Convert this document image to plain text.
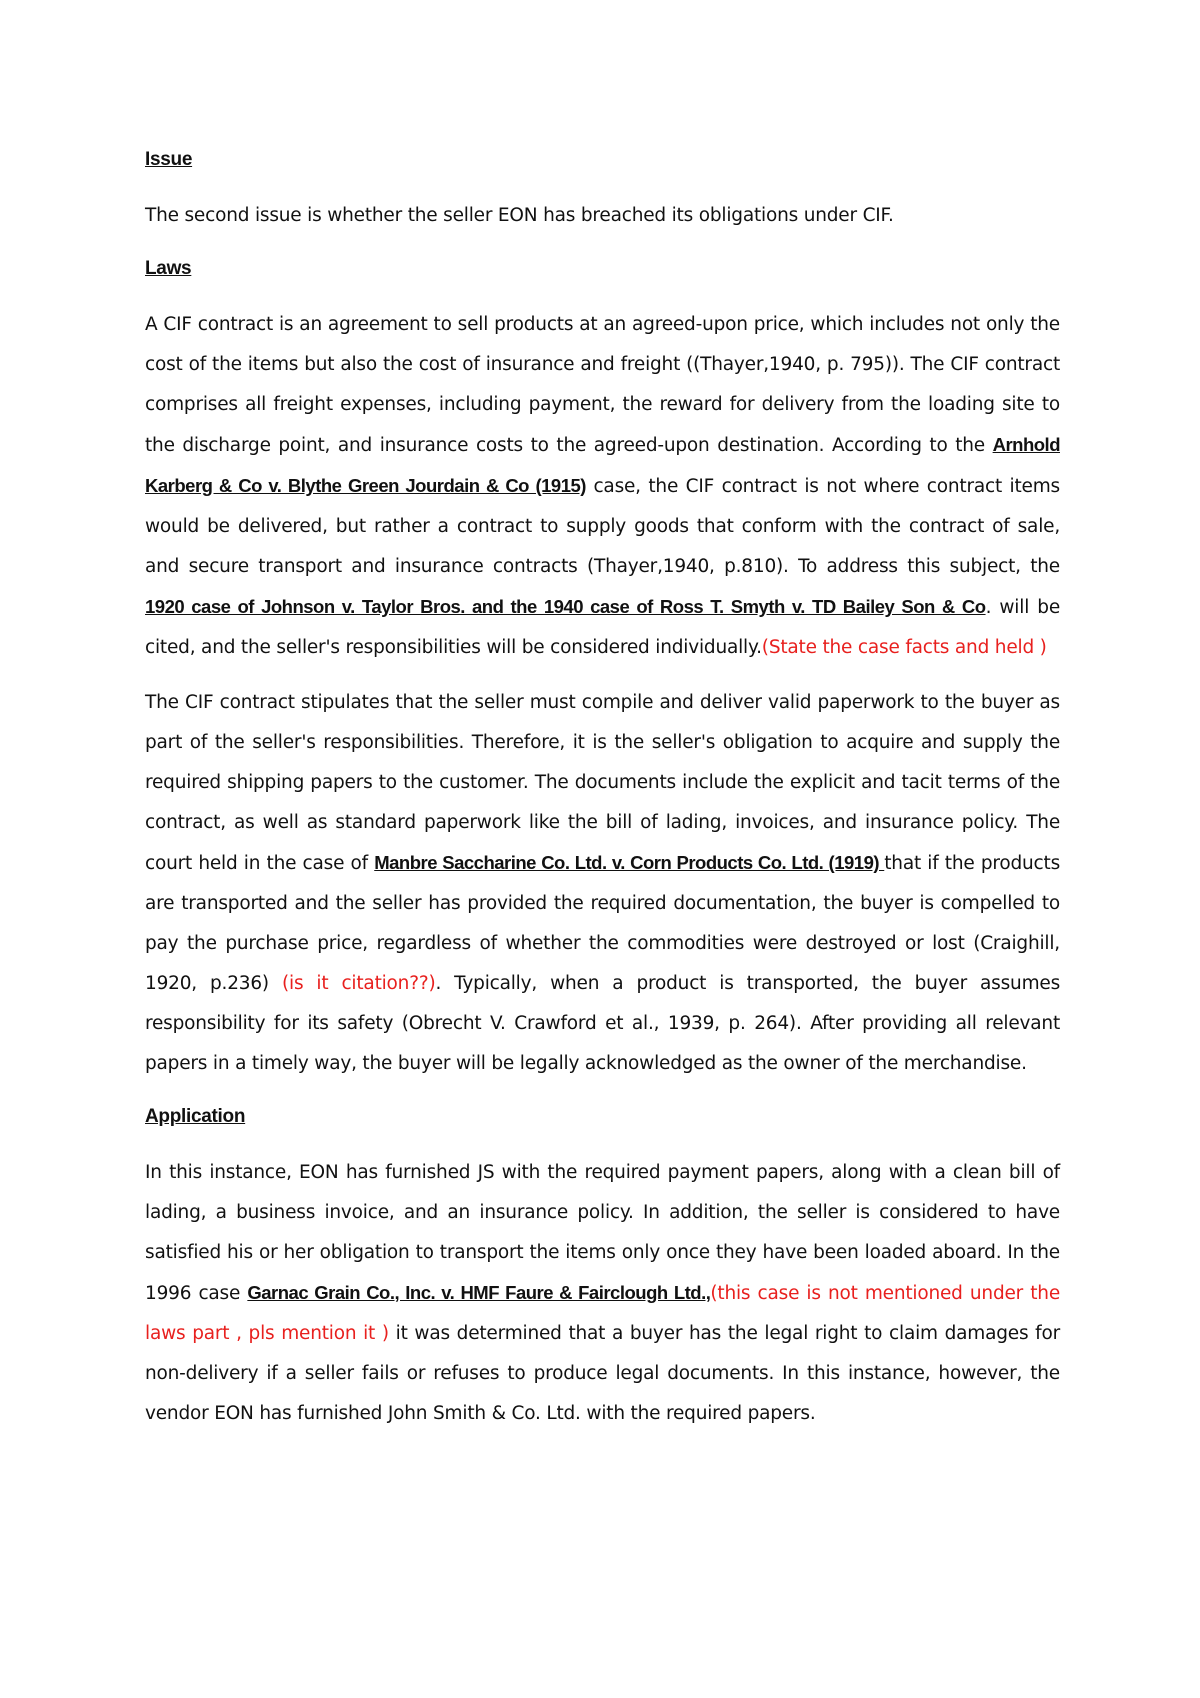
Issue

The second issue is whether the seller EON has breached its obligations under CIF.

Laws

A CIF contract is an agreement to sell products at an agreed-upon price, which includes not only the cost of the items but also the cost of insurance and freight ((Thayer,1940, p. 795)). The CIF contract comprises all freight expenses, including payment, the reward for delivery from the loading site to the discharge point, and insurance costs to the agreed-upon destination. According to the Arnhold Karberg & Co v. Blythe Green Jourdain & Co (1915) case, the CIF contract is not where contract items would be delivered, but rather a contract to supply goods that conform with the contract of sale, and secure transport and insurance contracts (Thayer,1940, p.810). To address this subject, the 1920 case of Johnson v. Taylor Bros. and the 1940 case of Ross T. Smyth v. TD Bailey Son & Co. will be cited, and the seller's responsibilities will be considered individually.(State the case facts and held )

The CIF contract stipulates that the seller must compile and deliver valid paperwork to the buyer as part of the seller's responsibilities. Therefore, it is the seller's obligation to acquire and supply the required shipping papers to the customer. The documents include the explicit and tacit terms of the contract, as well as standard paperwork like the bill of lading, invoices, and insurance policy. The court held in the case of Manbre Saccharine Co. Ltd. v. Corn Products Co. Ltd. (1919) that if the products are transported and the seller has provided the required documentation, the buyer is compelled to pay the purchase price, regardless of whether the commodities were destroyed or lost (Craighill, 1920, p.236) (is it citation??). Typically, when a product is transported, the buyer assumes responsibility for its safety (Obrecht V. Crawford et al., 1939, p. 264). After providing all relevant papers in a timely way, the buyer will be legally acknowledged as the owner of the merchandise.

Application

In this instance, EON has furnished JS with the required payment papers, along with a clean bill of lading, a business invoice, and an insurance policy. In addition, the seller is considered to have satisfied his or her obligation to transport the items only once they have been loaded aboard. In the 1996 case Garnac Grain Co., Inc. v. HMF Faure & Fairclough Ltd.,(this case is not mentioned under the laws part , pls mention it ) it was determined that a buyer has the legal right to claim damages for non-delivery if a seller fails or refuses to produce legal documents. In this instance, however, the vendor EON has furnished John Smith & Co. Ltd. with the required papers.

—————

> **Description of the task**
Transcribe the listing above verbatim. Omit the pictures.

> **Right answer**
Convert this document image to plain text.
Issue

The second issue is whether the seller EON has breached its obligations under CIF.

Laws

A CIF contract is an agreement to sell products at an agreed-upon price, which includes not only the cost of the items but also the cost of insurance and freight ((Thayer,1940, p. 795)). The CIF contract comprises all freight expenses, including payment, the reward for delivery from the loading site to the discharge point, and insurance costs to the agreed-upon destination. According to the Arnhold Karberg & Co v. Blythe Green Jourdain & Co (1915) case, the CIF contract is not where contract items would be delivered, but rather a contract to supply goods that conform with the contract of sale, and secure transport and insurance contracts (Thayer,1940, p.810). To address this subject, the 1920 case of Johnson v. Taylor Bros. and the 1940 case of Ross T. Smyth v. TD Bailey Son & Co. will be cited, and the seller's responsibilities will be considered individually.(State the case facts and held )

The CIF contract stipulates that the seller must compile and deliver valid paperwork to the buyer as part of the seller's responsibilities. Therefore, it is the seller's obligation to acquire and supply the required shipping papers to the customer. The documents include the explicit and tacit terms of the contract, as well as standard paperwork like the bill of lading, invoices, and insurance policy. The court held in the case of Manbre Saccharine Co. Ltd. v. Corn Products Co. Ltd. (1919) that if the products are transported and the seller has provided the required documentation, the buyer is compelled to pay the purchase price, regardless of whether the commodities were destroyed or lost (Craighill, 1920, p.236) (is it citation??). Typically, when a product is transported, the buyer assumes responsibility for its safety (Obrecht V. Crawford et al., 1939, p. 264). After providing all relevant papers in a timely way, the buyer will be legally acknowledged as the owner of the merchandise.

Application

In this instance, EON has furnished JS with the required payment papers, along with a clean bill of lading, a business invoice, and an insurance policy. In addition, the seller is considered to have satisfied his or her obligation to transport the items only once they have been loaded aboard. In the 1996 case Garnac Grain Co., Inc. v. HMF Faure & Fairclough Ltd.,(this case is not mentioned under the laws part , pls mention it ) it was determined that a buyer has the legal right to claim damages for non-delivery if a seller fails or refuses to produce legal documents. In this instance, however, the vendor EON has furnished John Smith & Co. Ltd. with the required papers.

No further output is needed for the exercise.